| PROBLEM TO SOLVE |
Extract every record, keeping each one exactly as it is.

| RECORDS SUPPLIED |
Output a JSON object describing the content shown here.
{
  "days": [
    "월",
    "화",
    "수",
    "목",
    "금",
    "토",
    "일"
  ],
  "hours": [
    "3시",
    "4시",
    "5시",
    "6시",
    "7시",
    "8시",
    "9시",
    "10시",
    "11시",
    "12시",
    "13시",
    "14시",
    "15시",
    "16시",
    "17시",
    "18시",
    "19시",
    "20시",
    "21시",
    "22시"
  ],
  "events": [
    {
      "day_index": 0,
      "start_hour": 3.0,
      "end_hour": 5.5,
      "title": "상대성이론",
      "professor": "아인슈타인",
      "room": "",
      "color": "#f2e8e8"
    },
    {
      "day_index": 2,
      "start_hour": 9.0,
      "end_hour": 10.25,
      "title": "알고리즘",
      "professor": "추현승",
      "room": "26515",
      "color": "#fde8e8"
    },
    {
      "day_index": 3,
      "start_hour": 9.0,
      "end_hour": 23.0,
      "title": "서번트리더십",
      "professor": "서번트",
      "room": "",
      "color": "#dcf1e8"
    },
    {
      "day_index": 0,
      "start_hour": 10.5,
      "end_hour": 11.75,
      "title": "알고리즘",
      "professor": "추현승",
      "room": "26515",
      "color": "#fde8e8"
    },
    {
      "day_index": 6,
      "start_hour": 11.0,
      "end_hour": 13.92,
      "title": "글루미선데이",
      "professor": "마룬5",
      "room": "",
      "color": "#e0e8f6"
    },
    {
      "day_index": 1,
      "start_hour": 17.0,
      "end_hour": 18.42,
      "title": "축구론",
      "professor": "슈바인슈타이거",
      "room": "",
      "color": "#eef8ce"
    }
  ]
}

| ANSWER IN FULL |
Output a JSON object describing the content shown here.
{
  "days": [
    "월",
    "화",
    "수",
    "목",
    "금",
    "토",
    "일"
  ],
  "hours": [
    "3시",
    "4시",
    "5시",
    "6시",
    "7시",
    "8시",
    "9시",
    "10시",
    "11시",
    "12시",
    "13시",
    "14시",
    "15시",
    "16시",
    "17시",
    "18시",
    "19시",
    "20시",
    "21시",
    "22시"
  ],
  "events": [
    {
      "day_index": 0,
      "start_hour": 3.0,
      "end_hour": 5.5,
      "title": "상대성이론",
      "professor": "아인슈타인",
      "room": "",
      "color": "#f2e8e8"
    },
    {
      "day_index": 2,
      "start_hour": 9.0,
      "end_hour": 10.25,
      "title": "알고리즘",
      "professor": "추현승",
      "room": "26515",
      "color": "#fde8e8"
    },
    {
      "day_index": 3,
      "start_hour": 9.0,
      "end_hour": 23.0,
      "title": "서번트리더십",
      "professor": "서번트",
      "room": "",
      "color": "#dcf1e8"
    },
    {
      "day_index": 0,
      "start_hour": 10.5,
      "end_hour": 11.75,
      "title": "알고리즘",
      "professor": "추현승",
      "room": "26515",
      "color": "#fde8e8"
    },
    {
      "day_index": 6,
      "start_hour": 11.0,
      "end_hour": 13.92,
      "title": "글루미선데이",
      "professor": "마룬5",
      "room": "",
      "color": "#e0e8f6"
    },
    {
      "day_index": 1,
      "start_hour": 17.0,
      "end_hour": 18.42,
      "title": "축구론",
      "professor": "슈바인슈타이거",
      "room": "",
      "color": "#eef8ce"
    }
  ]
}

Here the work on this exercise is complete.